Task
From the records below, extract all the text exactly and leave the images behind.

** Start of Exercise data **

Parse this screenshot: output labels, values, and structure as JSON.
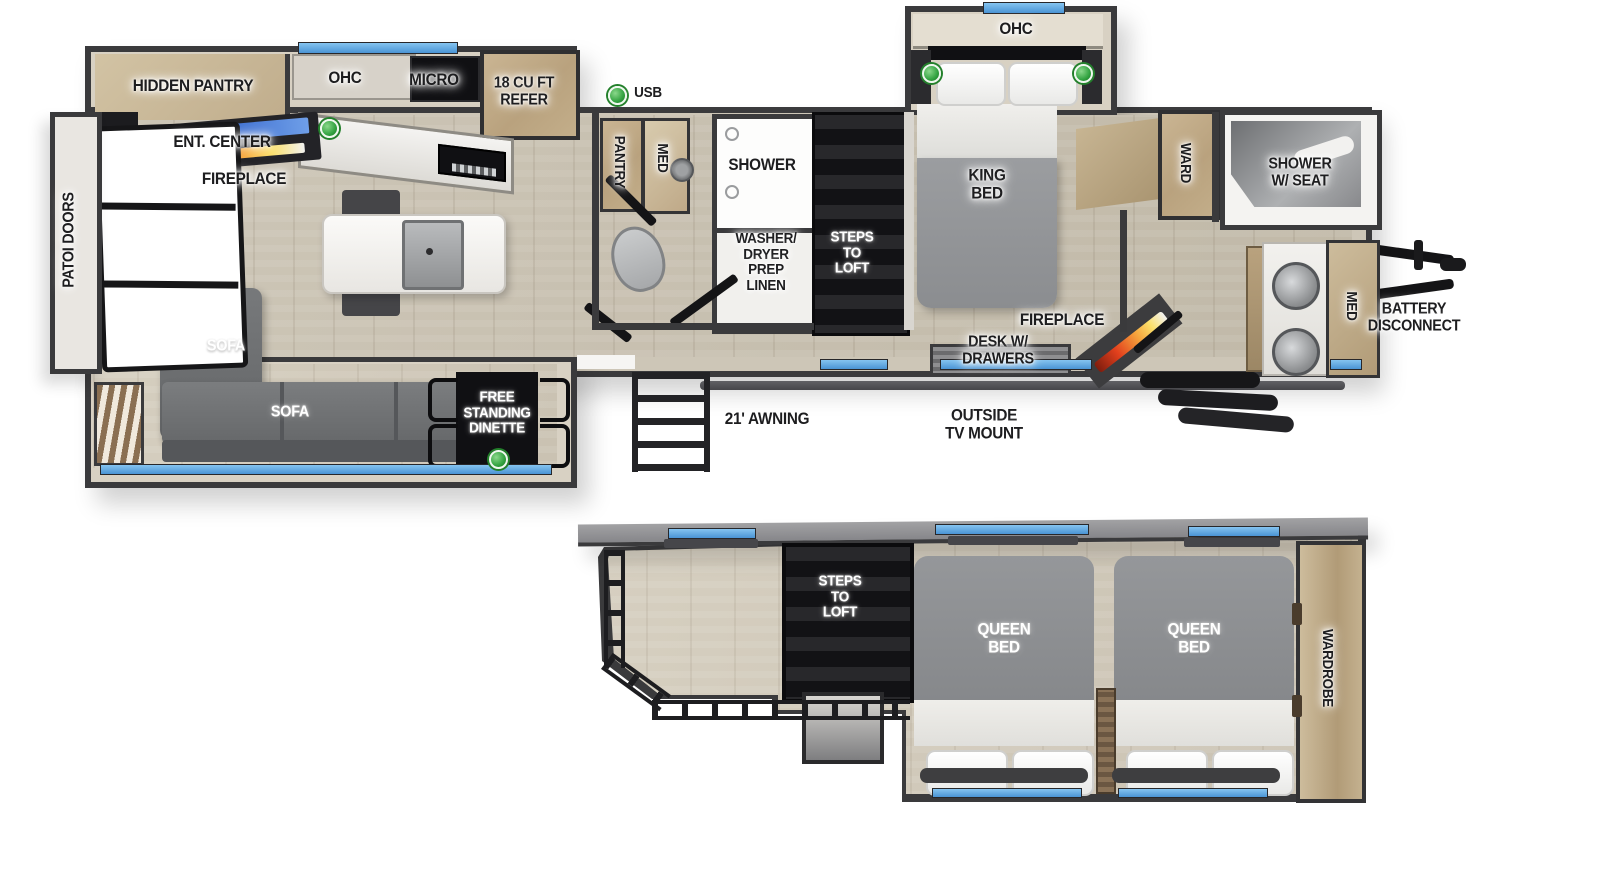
{
  "plan": {
    "kind": "travel-trailer-floorplan",
    "views": [
      "main floor",
      "loft"
    ]
  },
  "labels": {
    "patio_doors": "PATOI DOORS",
    "hidden_pantry": "HIDDEN PANTRY",
    "ent_center": "ENT. CENTER",
    "fireplace_living": "FIREPLACE",
    "ohc_kitchen": "OHC",
    "micro": "MICRO",
    "refer": "18 CU FT\nREFER",
    "usb": "USB",
    "pantry": "PANTRY",
    "med_bath": "MED",
    "shower": "SHOWER",
    "washer_dryer": "WASHER/\nDRYER\nPREP\nLINEN",
    "steps_to_loft_main": "STEPS\nTO\nLOFT",
    "king_bed": "KING\nBED",
    "ohc_bedroom": "OHC",
    "ward": "WARD",
    "shower_w_seat": "SHOWER\nW/ SEAT",
    "fireplace_bedroom": "FIREPLACE",
    "desk_w_drawers": "DESK W/\nDRAWERS",
    "med_front": "MED",
    "battery_disconnect": "BATTERY\nDISCONNECT",
    "sofa_chaise": "SOFA",
    "sofa_main": "SOFA",
    "free_standing_dinette": "FREE\nSTANDING\nDINETTE",
    "awning": "21' AWNING",
    "outside_tv_mount": "OUTSIDE\nTV MOUNT",
    "steps_to_loft_loft": "STEPS\nTO\nLOFT",
    "queen_bed_left": "QUEEN\nBED",
    "queen_bed_right": "QUEEN\nBED",
    "wardrobe": "WARDROBE"
  },
  "colors": {
    "wall": "#3a3a3c",
    "window_blue": "#5aa3dd",
    "usb_green": "#33a341",
    "floor_wood": "#c7bfae",
    "cabinet_wood": "#bfa887",
    "furniture_gray": "#6d6f71",
    "fireplace_orange": "#e2401d",
    "ent_screen_blue": "#2b5cc8"
  }
}
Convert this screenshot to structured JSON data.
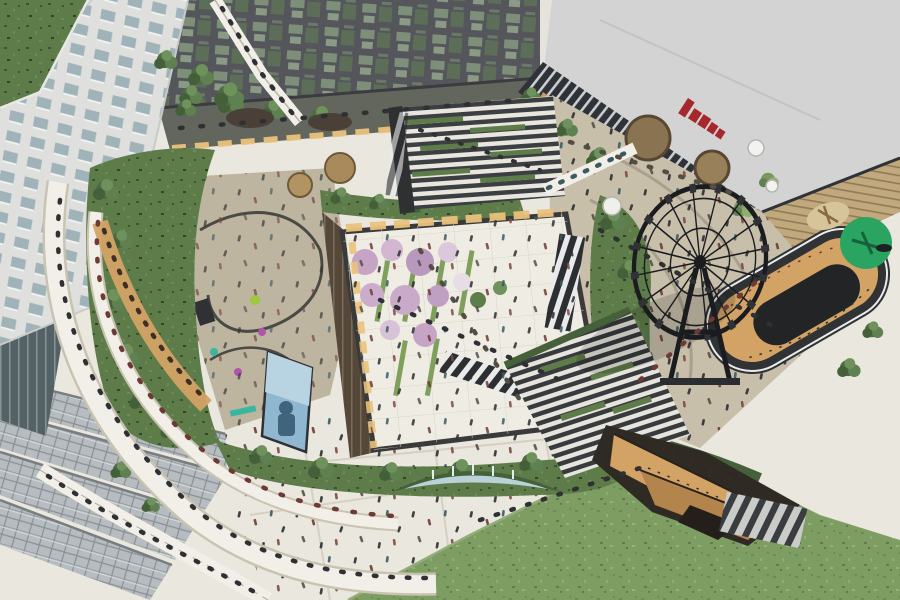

** End of Exercise data **

Expected answer
Parse this screenshot: output labels, values, and structure as JSON.
{
  "plan": {
    "kind": "travel-trailer-floorplan",
    "views": [
      "main floor",
      "loft"
    ]
  },
  "labels": {
    "patio_doors": "PATOI DOORS",
    "hidden_pantry": "HIDDEN PANTRY",
    "ent_center": "ENT. CENTER",
    "fireplace_living": "FIREPLACE",
    "ohc_kitchen": "OHC",
    "micro": "MICRO",
    "refer": "18 CU FT\nREFER",
    "usb": "USB",
    "pantry": "PANTRY",
    "med_bath": "MED",
    "shower": "SHOWER",
    "washer_dryer": "WASHER/\nDRYER\nPREP\nLINEN",
    "steps_to_loft_main": "STEPS\nTO\nLOFT",
    "king_bed": "KING\nBED",
    "ohc_bedroom": "OHC",
    "ward": "WARD",
    "shower_w_seat": "SHOWER\nW/ SEAT",
    "fireplace_bedroom": "FIREPLACE",
    "desk_w_drawers": "DESK W/\nDRAWERS",
    "med_front": "MED",
    "battery_disconnect": "BATTERY\nDISCONNECT",
    "sofa_chaise": "SOFA",
    "sofa_main": "SOFA",
    "free_standing_dinette": "FREE\nSTANDING\nDINETTE",
    "awning": "21' AWNING",
    "outside_tv_mount": "OUTSIDE\nTV MOUNT",
    "steps_to_loft_loft": "STEPS\nTO\nLOFT",
    "queen_bed_left": "QUEEN\nBED",
    "queen_bed_right": "QUEEN\nBED",
    "wardrobe": "WARDROBE"
  },
  "colors": {
    "wall": "#3a3a3c",
    "window_blue": "#5aa3dd",
    "usb_green": "#33a341",
    "floor_wood": "#c7bfae",
    "cabinet_wood": "#bfa887",
    "furniture_gray": "#6d6f71",
    "fireplace_orange": "#e2401d",
    "ent_screen_blue": "#2b5cc8"
  }
}
Convert this screenshot to structured JSON data.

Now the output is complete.